* begin DOCUMENT PASSAGE *

Sunday, January 26, 2014

At the Close of the 21-Day Fast

Unless you put prayer with your fasting, there is no need to fast. If it doesn't mean anything to you, it won't mean anything to God. ~Jentezen Franklin

Here am I...at the close of the 21-day fast and I am still wrestling with this "love myself" thing. I now well aware of the depths of this problem, I recognize it in my thoughts, but it seems to remain unresolved, not that God is done with me, but I had this hope....

Frankly, I had a very difficult time praying during this fast, more to the point I feel I failed in that respect. For the corporal part, we were to be praying about this year as a season of acceleration, multiplication, and increase based on prophetic words given to our pastor. The goals are local outreach, global missions, and Encounter 2014 (which is an intense spiritual retreat, I think). I wanted to pray about these things, but my mind wandered more than usual or I kept running head first into this "love myself" thing as if God wants me to work through this with Him the most...and it did not help that I seem to want to avoid God on top of it, which He often reminded me of what I was doing as I did it.

* end DOCUMENT PASSAGE *
* begin DATA PROVIDED *

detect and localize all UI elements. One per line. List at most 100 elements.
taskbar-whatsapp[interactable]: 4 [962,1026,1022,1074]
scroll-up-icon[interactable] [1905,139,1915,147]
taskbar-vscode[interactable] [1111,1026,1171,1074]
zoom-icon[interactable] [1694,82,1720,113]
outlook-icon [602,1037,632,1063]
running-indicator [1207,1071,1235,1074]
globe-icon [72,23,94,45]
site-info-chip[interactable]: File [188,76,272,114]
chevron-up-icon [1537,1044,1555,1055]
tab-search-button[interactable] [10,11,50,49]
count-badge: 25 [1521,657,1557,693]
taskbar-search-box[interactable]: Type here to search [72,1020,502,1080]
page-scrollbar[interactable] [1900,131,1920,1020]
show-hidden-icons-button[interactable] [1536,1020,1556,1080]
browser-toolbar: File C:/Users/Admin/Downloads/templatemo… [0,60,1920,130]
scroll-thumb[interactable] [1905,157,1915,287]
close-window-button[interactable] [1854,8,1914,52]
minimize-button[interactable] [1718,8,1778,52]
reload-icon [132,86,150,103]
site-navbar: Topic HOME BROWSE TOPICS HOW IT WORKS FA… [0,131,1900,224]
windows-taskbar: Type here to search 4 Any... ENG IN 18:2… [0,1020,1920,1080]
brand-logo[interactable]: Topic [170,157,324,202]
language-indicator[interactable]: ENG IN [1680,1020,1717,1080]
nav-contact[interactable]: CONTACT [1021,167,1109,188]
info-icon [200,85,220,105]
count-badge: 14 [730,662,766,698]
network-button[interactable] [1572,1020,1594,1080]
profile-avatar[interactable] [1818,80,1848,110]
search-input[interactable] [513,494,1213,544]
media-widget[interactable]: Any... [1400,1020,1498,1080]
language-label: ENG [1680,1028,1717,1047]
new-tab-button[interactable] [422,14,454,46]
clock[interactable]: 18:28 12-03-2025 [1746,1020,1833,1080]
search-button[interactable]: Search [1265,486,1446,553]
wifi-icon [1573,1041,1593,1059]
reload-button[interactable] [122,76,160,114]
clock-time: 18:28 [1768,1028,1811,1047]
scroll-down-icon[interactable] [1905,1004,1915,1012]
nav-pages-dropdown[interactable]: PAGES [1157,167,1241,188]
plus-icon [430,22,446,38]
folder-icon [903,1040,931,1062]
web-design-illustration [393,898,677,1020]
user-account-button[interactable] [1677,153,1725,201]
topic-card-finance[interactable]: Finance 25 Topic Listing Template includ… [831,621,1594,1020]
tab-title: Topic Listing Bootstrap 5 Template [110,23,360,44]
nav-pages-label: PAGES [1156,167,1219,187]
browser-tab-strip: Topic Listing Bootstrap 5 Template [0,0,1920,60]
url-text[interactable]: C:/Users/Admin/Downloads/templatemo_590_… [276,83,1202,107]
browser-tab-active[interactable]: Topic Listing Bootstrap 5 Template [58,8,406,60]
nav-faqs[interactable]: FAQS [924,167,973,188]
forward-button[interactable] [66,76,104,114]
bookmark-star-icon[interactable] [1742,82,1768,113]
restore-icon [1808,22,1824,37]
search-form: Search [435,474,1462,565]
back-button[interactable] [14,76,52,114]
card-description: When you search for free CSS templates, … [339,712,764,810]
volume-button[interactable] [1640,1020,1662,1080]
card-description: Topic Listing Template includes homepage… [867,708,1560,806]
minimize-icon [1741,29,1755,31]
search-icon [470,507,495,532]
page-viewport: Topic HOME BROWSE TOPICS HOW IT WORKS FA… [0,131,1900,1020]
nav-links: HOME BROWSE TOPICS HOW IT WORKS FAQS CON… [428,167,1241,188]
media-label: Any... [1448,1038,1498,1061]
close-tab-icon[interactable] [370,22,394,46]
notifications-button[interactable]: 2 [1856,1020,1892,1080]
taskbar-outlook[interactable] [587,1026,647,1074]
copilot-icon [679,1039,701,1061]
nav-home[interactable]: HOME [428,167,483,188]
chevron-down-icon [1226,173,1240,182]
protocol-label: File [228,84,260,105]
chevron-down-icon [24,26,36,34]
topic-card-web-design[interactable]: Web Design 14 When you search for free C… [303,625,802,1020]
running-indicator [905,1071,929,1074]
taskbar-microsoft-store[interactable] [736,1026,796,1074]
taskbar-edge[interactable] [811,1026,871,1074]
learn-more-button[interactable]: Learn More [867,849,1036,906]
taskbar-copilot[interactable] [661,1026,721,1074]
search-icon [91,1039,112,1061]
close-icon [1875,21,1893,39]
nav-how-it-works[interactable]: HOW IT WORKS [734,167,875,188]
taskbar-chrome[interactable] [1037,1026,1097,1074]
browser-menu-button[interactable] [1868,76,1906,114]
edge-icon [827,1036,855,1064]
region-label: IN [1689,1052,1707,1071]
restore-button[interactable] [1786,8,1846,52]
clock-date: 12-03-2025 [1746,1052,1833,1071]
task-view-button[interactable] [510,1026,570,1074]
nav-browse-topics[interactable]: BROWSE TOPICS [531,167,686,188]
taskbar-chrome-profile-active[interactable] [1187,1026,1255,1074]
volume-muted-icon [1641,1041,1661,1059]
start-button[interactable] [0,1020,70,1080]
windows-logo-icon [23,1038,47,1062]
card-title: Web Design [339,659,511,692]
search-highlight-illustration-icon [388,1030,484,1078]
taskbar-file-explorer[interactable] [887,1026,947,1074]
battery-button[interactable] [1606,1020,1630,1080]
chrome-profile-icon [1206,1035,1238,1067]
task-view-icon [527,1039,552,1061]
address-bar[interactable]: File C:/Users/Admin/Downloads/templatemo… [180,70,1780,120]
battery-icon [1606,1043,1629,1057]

* end DATA PROVIDED *

:: REQUIREMENT 1 ::
From the post about the 21-day fast, list the goals it gives for the year.
:: REQUIREMENT 2 ::
Reproduce everything in the post about the 21-day fast from "Frankly, I had" down to "as I did it.".

:: COMPLETE OUTPUT 1 ::
Local outreach, global missions, and Encounter 2014.

:: COMPLETE OUTPUT 2 ::
Frankly, I had a very difficult time praying during this fast, more to the point I feel I failed in that respect. For the corporal part, we were to be praying about this year as a season of acceleration, multiplication, and increase based on prophetic words given to our pastor. The goals are local outreach, global missions, and Encounter 2014 (which is an intense spiritual retreat, I think). I wanted to pray about these things, but my mind wandered more than usual or I kept running head first into this "love myself" thing as if God wants me to work through this with Him the most...and it did not help that I seem to want to avoid God on top of it, which He often reminded me of what I was doing as I did it.